GIVEN INSTRUCTION: Go through the records and extract every line with the word "Capteur".

ENTRIES:

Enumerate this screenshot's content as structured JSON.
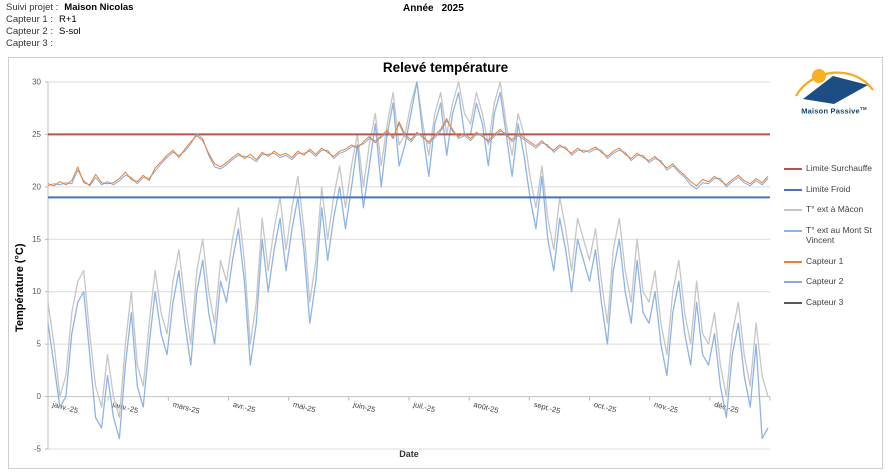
{
  "page": {
    "header": {
      "rows": [
        {
          "label": "Suivi projet :",
          "value": "Maison Nicolas"
        },
        {
          "label": "Capteur 1 :",
          "value": "R+1"
        },
        {
          "label": "Capteur 2 :",
          "value": "S-sol"
        },
        {
          "label": "Capteur 3 :",
          "value": ""
        }
      ],
      "year_label": "Année",
      "year_value": "2025"
    },
    "logo": {
      "brand": "Maison Passive",
      "tm": "TM"
    }
  },
  "chart_data": {
    "type": "line",
    "title": "Relevé température",
    "xlabel": "Date",
    "ylabel": "Température  (°C)",
    "ylim": [
      -5,
      30
    ],
    "ytick_step": 5,
    "grid": true,
    "legend_position": "right",
    "x_tick_labels": [
      "janv.-25",
      "janv.-25",
      "mars-25",
      "avr.-25",
      "mai-25",
      "juin-25",
      "juil.-25",
      "août-25",
      "sept.-25",
      "oct.-25",
      "nov.-25",
      "déc.-25"
    ],
    "x_days": [
      1,
      4,
      7,
      10,
      13,
      16,
      19,
      22,
      25,
      28,
      31,
      34,
      37,
      40,
      43,
      46,
      49,
      52,
      55,
      58,
      61,
      64,
      67,
      70,
      73,
      76,
      79,
      82,
      85,
      88,
      91,
      94,
      97,
      100,
      103,
      106,
      109,
      112,
      115,
      118,
      121,
      124,
      127,
      130,
      133,
      136,
      139,
      142,
      145,
      148,
      151,
      154,
      157,
      160,
      163,
      166,
      169,
      172,
      175,
      178,
      181,
      184,
      187,
      190,
      193,
      196,
      199,
      202,
      205,
      208,
      211,
      214,
      217,
      220,
      223,
      226,
      229,
      232,
      235,
      238,
      241,
      244,
      247,
      250,
      253,
      256,
      259,
      262,
      265,
      268,
      271,
      274,
      277,
      280,
      283,
      286,
      289,
      292,
      295,
      298,
      301,
      304,
      307,
      310,
      313,
      316,
      319,
      322,
      325,
      328,
      331,
      334,
      337,
      340,
      343,
      346,
      349,
      352,
      355,
      358,
      361,
      364
    ],
    "series": [
      {
        "name": "Limite Surchauffe",
        "color": "#C0504D",
        "type": "constant",
        "value": 25
      },
      {
        "name": "Limite Froid",
        "color": "#4472C4",
        "type": "constant",
        "value": 19
      },
      {
        "name": "T° ext à Mâcon",
        "color": "#C6C6C6",
        "values": [
          9,
          5,
          0,
          2,
          8,
          11,
          12,
          6,
          1,
          -1,
          4,
          0,
          -2,
          5,
          10,
          3,
          1,
          7,
          12,
          8,
          6,
          11,
          14,
          9,
          5,
          12,
          15,
          10,
          7,
          13,
          11,
          15,
          18,
          13,
          5,
          9,
          17,
          12,
          16,
          19,
          14,
          18,
          21,
          16,
          9,
          13,
          20,
          15,
          19,
          22,
          18,
          22,
          25,
          20,
          24,
          27,
          22,
          26,
          29,
          24,
          25,
          28,
          30,
          26,
          23,
          27,
          29,
          25,
          28,
          30,
          27,
          26,
          29,
          27,
          24,
          28,
          30,
          26,
          23,
          27,
          25,
          21,
          18,
          22,
          17,
          14,
          19,
          16,
          12,
          17,
          15,
          13,
          16,
          11,
          7,
          14,
          17,
          12,
          9,
          15,
          10,
          9,
          12,
          7,
          4,
          10,
          13,
          8,
          5,
          11,
          6,
          5,
          8,
          3,
          0,
          6,
          9,
          4,
          1,
          7,
          2,
          0
        ]
      },
      {
        "name": "T° ext au Mont St Vincent",
        "color": "#8DB4E6",
        "values": [
          7,
          3,
          -1,
          0,
          6,
          9,
          10,
          4,
          -2,
          -3,
          2,
          -2,
          -4,
          3,
          8,
          1,
          -1,
          5,
          10,
          6,
          4,
          9,
          12,
          7,
          3,
          10,
          13,
          8,
          5,
          11,
          9,
          13,
          16,
          11,
          3,
          7,
          15,
          10,
          14,
          17,
          12,
          16,
          19,
          14,
          7,
          11,
          18,
          13,
          17,
          20,
          16,
          20,
          24,
          18,
          22,
          26,
          20,
          25,
          28,
          22,
          24,
          27,
          30,
          25,
          21,
          26,
          28,
          23,
          27,
          29,
          25,
          25,
          28,
          26,
          22,
          27,
          29,
          25,
          21,
          26,
          23,
          19,
          16,
          21,
          15,
          12,
          17,
          14,
          10,
          15,
          13,
          11,
          14,
          9,
          5,
          12,
          15,
          10,
          7,
          13,
          8,
          7,
          10,
          5,
          2,
          8,
          11,
          6,
          3,
          9,
          4,
          3,
          6,
          1,
          -2,
          4,
          7,
          2,
          -1,
          5,
          -4,
          -3
        ]
      },
      {
        "name": "Capteur 1",
        "color": "#ED7D31",
        "values": [
          20.3,
          20.1,
          20.5,
          20.2,
          20.6,
          21.9,
          20.4,
          20.2,
          21.2,
          20.4,
          20.3,
          20.4,
          20.8,
          21.4,
          20.7,
          20.5,
          21.1,
          20.6,
          21.8,
          22.4,
          23.0,
          23.5,
          22.8,
          23.6,
          24.3,
          24.9,
          24.4,
          23.2,
          22.2,
          21.9,
          22.3,
          22.8,
          23.2,
          22.7,
          23.1,
          22.6,
          23.3,
          22.9,
          23.4,
          23.0,
          23.2,
          22.8,
          23.4,
          23.0,
          23.6,
          23.1,
          23.7,
          23.3,
          22.9,
          23.4,
          23.6,
          24.0,
          23.7,
          24.3,
          24.8,
          24.2,
          24.9,
          25.4,
          24.6,
          26.2,
          25.0,
          24.5,
          25.2,
          24.7,
          24.3,
          24.9,
          25.5,
          26.5,
          25.3,
          24.8,
          25.1,
          24.6,
          25.2,
          24.8,
          24.4,
          25.0,
          25.5,
          24.9,
          24.5,
          25.1,
          24.7,
          24.3,
          23.9,
          24.4,
          23.8,
          23.5,
          24.0,
          23.6,
          23.2,
          23.7,
          23.3,
          23.5,
          23.8,
          23.3,
          22.9,
          23.4,
          23.7,
          23.1,
          22.7,
          23.2,
          22.8,
          22.5,
          22.9,
          22.3,
          21.8,
          22.2,
          21.6,
          21.1,
          20.5,
          20.1,
          20.7,
          20.5,
          21.0,
          20.6,
          20.2,
          20.7,
          21.1,
          20.6,
          20.3,
          20.8,
          20.4,
          21.0
        ]
      },
      {
        "name": "Capteur 2",
        "color": "#85A9DB",
        "values": [
          20.1,
          20.3,
          20.2,
          20.4,
          20.3,
          21.6,
          20.6,
          20.1,
          20.9,
          20.2,
          20.5,
          20.2,
          20.6,
          21.1,
          20.9,
          20.3,
          20.9,
          20.8,
          21.5,
          22.2,
          22.8,
          23.3,
          23.0,
          23.4,
          24.1,
          25.1,
          24.6,
          23.0,
          21.9,
          21.7,
          22.1,
          22.6,
          23.0,
          22.9,
          22.8,
          22.4,
          23.1,
          23.1,
          23.2,
          22.8,
          23.0,
          22.6,
          23.2,
          23.2,
          23.4,
          22.9,
          23.5,
          23.5,
          22.7,
          23.2,
          23.4,
          23.8,
          23.9,
          24.1,
          24.6,
          24.4,
          24.7,
          25.2,
          24.8,
          26.0,
          24.8,
          24.3,
          25.0,
          24.9,
          24.1,
          24.7,
          25.3,
          26.3,
          25.5,
          24.6,
          24.9,
          24.4,
          25.0,
          25.0,
          24.2,
          24.8,
          25.3,
          25.1,
          24.3,
          24.9,
          24.5,
          24.1,
          23.7,
          24.2,
          24.0,
          23.3,
          23.8,
          23.8,
          23.0,
          23.5,
          23.5,
          23.3,
          23.6,
          23.5,
          22.7,
          23.2,
          23.5,
          23.3,
          22.5,
          23.0,
          23.0,
          22.3,
          22.7,
          22.5,
          21.6,
          22.0,
          21.4,
          20.9,
          20.2,
          19.8,
          20.4,
          20.3,
          20.8,
          20.8,
          20.0,
          20.5,
          20.9,
          20.4,
          20.1,
          20.6,
          20.2,
          20.8
        ]
      },
      {
        "name": "Capteur 3",
        "color": "#595959",
        "values": []
      }
    ]
  }
}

THE SOLUTION:
          "label": "Capteur 1 :",
          "label": "Capteur 2 :",
          "label": "Capteur 3 :",
        "name": "Capteur 1",
        "name": "Capteur 2",
        "name": "Capteur 3",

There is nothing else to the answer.